--- begin ---

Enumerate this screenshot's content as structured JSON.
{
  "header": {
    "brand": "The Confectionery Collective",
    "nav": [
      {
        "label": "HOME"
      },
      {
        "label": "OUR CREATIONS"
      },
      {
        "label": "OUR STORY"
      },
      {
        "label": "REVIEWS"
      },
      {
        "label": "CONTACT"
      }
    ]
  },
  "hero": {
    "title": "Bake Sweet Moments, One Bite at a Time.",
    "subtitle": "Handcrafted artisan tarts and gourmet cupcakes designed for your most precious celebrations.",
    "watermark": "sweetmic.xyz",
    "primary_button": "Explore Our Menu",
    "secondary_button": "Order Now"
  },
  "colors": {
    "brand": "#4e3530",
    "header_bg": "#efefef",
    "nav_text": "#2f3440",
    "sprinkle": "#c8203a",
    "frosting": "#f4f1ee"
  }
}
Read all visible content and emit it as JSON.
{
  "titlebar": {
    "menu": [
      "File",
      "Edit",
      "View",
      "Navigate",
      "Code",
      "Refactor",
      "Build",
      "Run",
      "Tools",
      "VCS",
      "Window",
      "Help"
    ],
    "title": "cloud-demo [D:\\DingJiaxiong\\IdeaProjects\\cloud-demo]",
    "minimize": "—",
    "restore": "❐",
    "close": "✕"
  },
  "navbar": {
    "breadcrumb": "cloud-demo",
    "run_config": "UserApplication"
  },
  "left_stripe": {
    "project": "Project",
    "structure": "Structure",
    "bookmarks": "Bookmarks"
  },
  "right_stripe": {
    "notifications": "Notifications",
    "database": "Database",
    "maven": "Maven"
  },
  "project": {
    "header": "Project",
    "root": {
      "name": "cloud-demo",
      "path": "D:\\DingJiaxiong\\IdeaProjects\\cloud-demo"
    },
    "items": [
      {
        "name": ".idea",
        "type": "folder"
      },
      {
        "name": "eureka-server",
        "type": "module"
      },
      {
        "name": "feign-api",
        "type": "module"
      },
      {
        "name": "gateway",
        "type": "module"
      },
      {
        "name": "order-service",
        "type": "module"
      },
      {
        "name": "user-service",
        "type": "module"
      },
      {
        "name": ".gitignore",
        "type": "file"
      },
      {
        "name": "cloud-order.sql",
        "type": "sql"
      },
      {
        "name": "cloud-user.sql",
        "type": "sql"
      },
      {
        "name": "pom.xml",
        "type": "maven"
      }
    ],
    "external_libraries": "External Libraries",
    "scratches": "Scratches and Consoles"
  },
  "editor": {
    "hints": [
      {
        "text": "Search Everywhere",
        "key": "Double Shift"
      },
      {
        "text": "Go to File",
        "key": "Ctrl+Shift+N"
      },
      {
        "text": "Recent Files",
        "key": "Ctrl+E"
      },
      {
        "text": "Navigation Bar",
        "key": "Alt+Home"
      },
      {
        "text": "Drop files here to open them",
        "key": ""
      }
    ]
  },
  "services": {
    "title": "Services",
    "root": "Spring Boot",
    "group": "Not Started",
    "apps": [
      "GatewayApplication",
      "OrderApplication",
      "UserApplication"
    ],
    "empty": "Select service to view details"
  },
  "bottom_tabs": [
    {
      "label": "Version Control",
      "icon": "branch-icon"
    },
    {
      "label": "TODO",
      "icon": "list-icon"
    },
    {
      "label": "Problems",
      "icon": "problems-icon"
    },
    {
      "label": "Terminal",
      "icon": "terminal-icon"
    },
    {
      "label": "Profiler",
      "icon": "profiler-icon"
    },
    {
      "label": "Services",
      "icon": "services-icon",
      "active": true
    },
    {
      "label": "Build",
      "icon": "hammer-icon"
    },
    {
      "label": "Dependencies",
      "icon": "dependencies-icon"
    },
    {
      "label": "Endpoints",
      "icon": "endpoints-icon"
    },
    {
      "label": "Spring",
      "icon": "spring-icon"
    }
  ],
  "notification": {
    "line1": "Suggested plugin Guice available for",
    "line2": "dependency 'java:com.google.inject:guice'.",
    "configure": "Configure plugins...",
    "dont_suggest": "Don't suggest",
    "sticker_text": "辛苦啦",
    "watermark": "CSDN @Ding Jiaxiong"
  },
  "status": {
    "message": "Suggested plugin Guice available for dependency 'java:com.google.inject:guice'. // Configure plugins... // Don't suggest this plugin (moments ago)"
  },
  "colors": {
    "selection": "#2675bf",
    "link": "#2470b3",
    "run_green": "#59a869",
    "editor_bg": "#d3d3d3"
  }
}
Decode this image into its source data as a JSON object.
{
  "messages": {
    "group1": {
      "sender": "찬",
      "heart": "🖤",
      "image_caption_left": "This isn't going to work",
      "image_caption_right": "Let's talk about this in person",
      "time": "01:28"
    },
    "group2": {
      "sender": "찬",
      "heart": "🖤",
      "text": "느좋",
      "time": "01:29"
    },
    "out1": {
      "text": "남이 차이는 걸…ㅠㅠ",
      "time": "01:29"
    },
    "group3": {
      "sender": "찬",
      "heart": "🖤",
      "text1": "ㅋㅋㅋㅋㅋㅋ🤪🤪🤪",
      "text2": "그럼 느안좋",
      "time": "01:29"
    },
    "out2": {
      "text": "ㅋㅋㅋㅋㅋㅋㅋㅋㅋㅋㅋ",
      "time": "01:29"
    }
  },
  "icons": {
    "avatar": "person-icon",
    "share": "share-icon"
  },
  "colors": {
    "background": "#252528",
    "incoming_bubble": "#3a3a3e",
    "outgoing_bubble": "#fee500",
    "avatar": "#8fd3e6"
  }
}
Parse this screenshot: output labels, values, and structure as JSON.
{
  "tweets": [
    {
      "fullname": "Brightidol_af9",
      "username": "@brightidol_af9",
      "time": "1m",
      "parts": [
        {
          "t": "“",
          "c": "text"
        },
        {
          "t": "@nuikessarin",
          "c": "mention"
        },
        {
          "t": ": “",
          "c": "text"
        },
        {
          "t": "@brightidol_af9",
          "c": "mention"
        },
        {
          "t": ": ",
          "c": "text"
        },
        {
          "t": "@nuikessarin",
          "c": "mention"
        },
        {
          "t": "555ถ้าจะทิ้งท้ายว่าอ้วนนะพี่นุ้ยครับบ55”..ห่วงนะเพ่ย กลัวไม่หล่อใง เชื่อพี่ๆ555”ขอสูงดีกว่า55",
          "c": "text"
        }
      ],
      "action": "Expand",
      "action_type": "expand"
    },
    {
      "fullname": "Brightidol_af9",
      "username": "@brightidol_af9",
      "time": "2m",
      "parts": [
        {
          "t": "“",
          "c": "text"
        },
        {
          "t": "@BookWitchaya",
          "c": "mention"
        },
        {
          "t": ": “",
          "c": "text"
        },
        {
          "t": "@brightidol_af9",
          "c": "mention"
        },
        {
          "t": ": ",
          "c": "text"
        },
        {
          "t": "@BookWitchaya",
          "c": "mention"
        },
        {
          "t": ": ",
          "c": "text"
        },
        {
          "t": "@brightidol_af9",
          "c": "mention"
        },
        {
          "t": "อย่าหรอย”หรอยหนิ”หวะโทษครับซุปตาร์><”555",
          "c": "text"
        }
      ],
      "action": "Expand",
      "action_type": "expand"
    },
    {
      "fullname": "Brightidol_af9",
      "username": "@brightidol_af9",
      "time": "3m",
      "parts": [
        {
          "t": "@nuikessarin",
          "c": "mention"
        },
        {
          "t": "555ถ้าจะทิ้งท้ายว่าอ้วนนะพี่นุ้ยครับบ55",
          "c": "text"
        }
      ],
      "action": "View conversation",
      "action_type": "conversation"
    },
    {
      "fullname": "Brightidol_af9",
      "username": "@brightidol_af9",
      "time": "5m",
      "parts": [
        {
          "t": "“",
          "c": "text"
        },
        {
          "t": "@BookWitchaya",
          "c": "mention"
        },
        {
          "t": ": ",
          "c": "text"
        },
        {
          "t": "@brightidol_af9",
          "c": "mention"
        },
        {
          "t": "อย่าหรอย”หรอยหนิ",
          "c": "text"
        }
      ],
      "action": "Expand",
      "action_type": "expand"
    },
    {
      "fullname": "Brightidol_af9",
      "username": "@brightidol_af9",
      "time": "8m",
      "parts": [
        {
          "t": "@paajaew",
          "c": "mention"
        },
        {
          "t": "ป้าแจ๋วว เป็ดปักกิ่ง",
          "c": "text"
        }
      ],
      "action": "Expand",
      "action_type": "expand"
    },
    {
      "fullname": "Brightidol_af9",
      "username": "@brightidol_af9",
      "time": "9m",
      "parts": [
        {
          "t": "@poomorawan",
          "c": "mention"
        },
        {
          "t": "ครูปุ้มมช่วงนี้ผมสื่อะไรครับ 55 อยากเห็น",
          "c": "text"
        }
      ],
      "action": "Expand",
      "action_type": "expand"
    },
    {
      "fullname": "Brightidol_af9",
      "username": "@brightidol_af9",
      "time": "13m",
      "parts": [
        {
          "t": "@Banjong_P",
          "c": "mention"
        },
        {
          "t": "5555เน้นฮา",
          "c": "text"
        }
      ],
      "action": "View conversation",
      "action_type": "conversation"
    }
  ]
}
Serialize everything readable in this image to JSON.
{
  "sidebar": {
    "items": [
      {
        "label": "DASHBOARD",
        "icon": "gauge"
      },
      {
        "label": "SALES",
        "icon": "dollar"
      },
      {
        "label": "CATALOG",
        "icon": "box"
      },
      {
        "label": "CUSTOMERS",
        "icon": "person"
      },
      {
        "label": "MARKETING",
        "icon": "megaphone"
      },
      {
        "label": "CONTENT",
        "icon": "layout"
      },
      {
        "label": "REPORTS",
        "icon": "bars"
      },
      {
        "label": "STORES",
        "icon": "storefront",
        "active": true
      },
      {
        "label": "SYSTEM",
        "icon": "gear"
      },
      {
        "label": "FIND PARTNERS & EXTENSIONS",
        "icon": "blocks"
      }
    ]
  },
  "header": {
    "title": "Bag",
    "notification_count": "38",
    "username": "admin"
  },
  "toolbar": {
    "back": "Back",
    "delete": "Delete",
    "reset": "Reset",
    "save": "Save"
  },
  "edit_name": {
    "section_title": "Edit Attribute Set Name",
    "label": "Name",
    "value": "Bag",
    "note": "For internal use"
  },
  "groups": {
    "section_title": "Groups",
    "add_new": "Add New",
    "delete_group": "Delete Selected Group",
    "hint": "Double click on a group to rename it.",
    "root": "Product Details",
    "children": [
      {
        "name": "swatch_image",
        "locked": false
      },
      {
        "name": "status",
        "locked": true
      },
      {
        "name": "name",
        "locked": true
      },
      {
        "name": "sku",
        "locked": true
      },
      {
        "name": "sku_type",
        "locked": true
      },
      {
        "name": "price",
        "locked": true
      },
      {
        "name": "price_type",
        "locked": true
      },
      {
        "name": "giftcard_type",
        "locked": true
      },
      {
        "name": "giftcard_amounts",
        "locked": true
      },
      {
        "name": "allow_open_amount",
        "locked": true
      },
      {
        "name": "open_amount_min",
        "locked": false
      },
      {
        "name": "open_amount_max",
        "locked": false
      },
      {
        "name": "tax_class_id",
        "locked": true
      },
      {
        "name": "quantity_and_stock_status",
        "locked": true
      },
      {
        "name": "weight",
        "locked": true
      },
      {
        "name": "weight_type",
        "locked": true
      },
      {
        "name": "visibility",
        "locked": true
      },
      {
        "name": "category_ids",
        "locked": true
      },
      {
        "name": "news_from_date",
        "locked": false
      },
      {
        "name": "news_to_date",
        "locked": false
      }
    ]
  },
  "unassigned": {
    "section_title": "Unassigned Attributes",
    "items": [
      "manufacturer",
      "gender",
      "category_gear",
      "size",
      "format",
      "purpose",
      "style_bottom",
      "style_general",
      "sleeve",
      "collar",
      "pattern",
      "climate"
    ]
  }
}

--- end ---

■ The task ■
Copy each line of the records above that carries the word "Configure".

■ Response for this exercise ■
    "configure": "Configure plugins...",
    "message": "Suggested plugin Guice available for dependency 'java:com.google.inject:guice'. // Configure plugins... // Don't suggest this plugin (moments ago)"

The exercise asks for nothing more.